Data records:

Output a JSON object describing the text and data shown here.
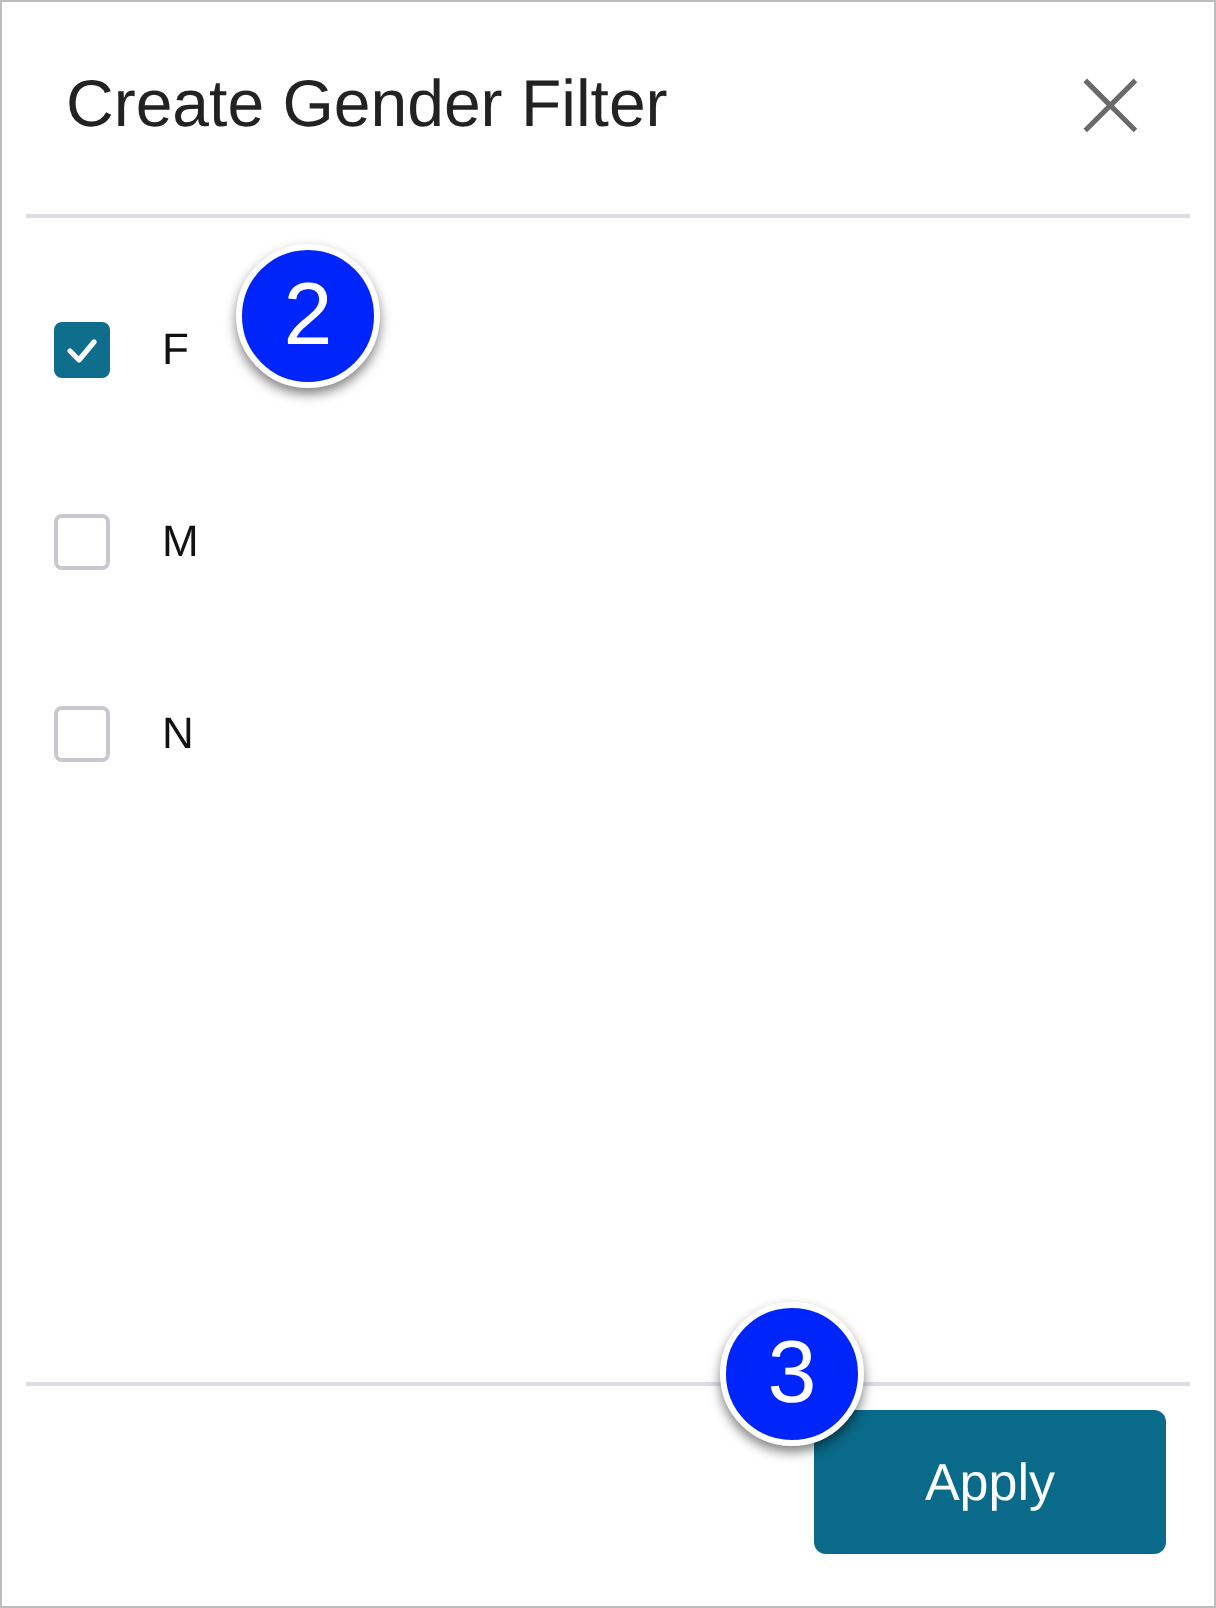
{
  "dialog": {
    "title": "Create Gender Filter",
    "close": "×"
  },
  "options": [
    {
      "label": "F",
      "checked": true
    },
    {
      "label": "M",
      "checked": false
    },
    {
      "label": "N",
      "checked": false
    }
  ],
  "apply_button": "Apply",
  "callouts": [
    {
      "number": "2"
    },
    {
      "number": "3"
    }
  ]
}
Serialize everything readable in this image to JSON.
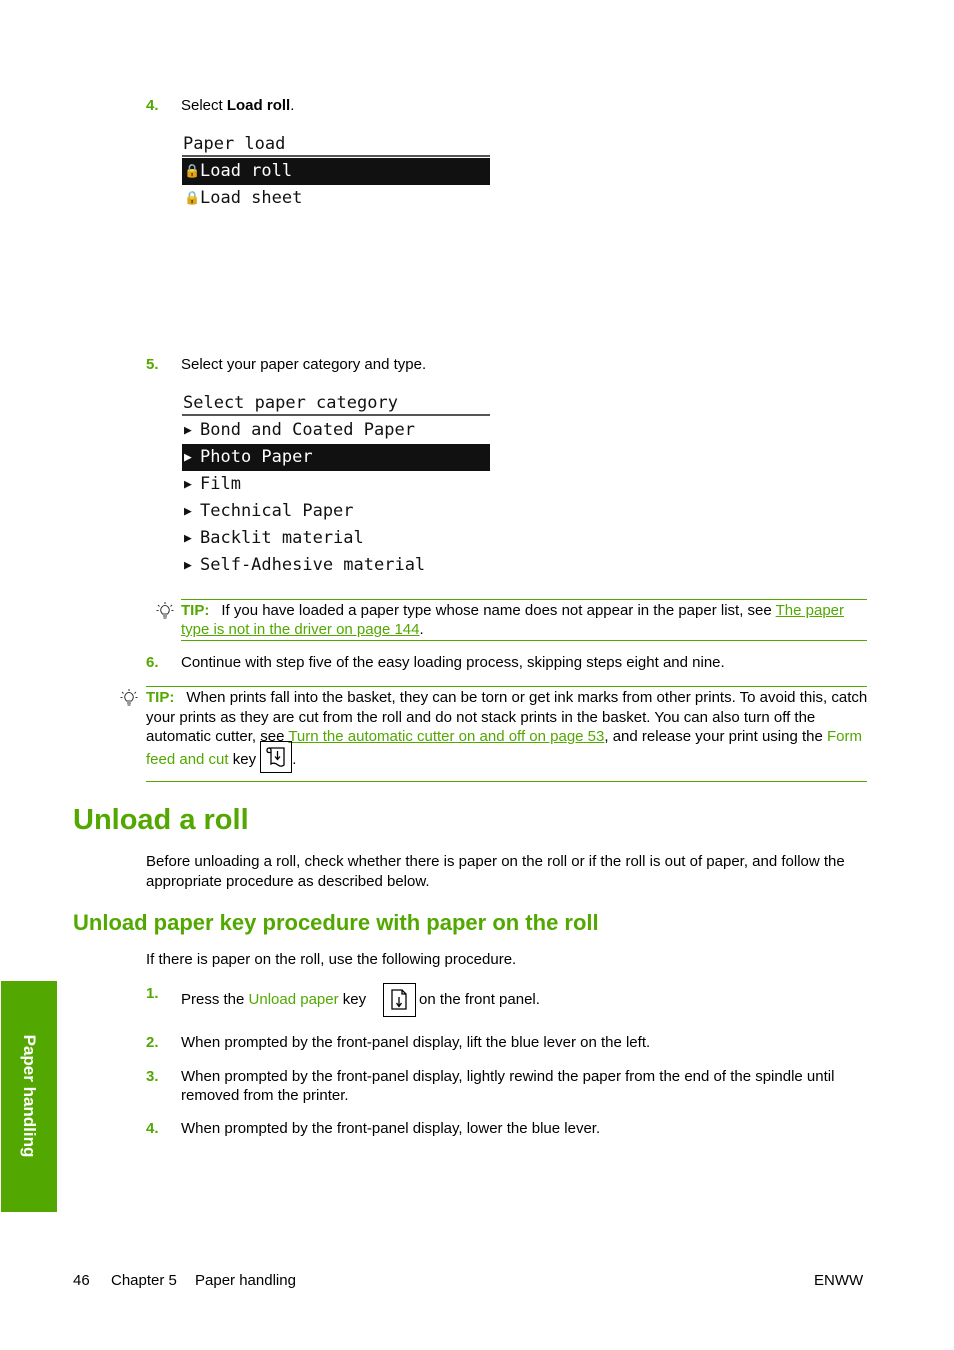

* Request
Write out every entry again word for word, without any of the pictures.

* Answer in full
Output a JSON object describing the text and data shown here.
{
  "dialog": {
    "title": "Create Gender Filter",
    "close": "×"
  },
  "options": [
    {
      "label": "F",
      "checked": true
    },
    {
      "label": "M",
      "checked": false
    },
    {
      "label": "N",
      "checked": false
    }
  ],
  "apply_button": "Apply",
  "callouts": [
    {
      "number": "2"
    },
    {
      "number": "3"
    }
  ]
}
Serialize everything readable in this image to JSON.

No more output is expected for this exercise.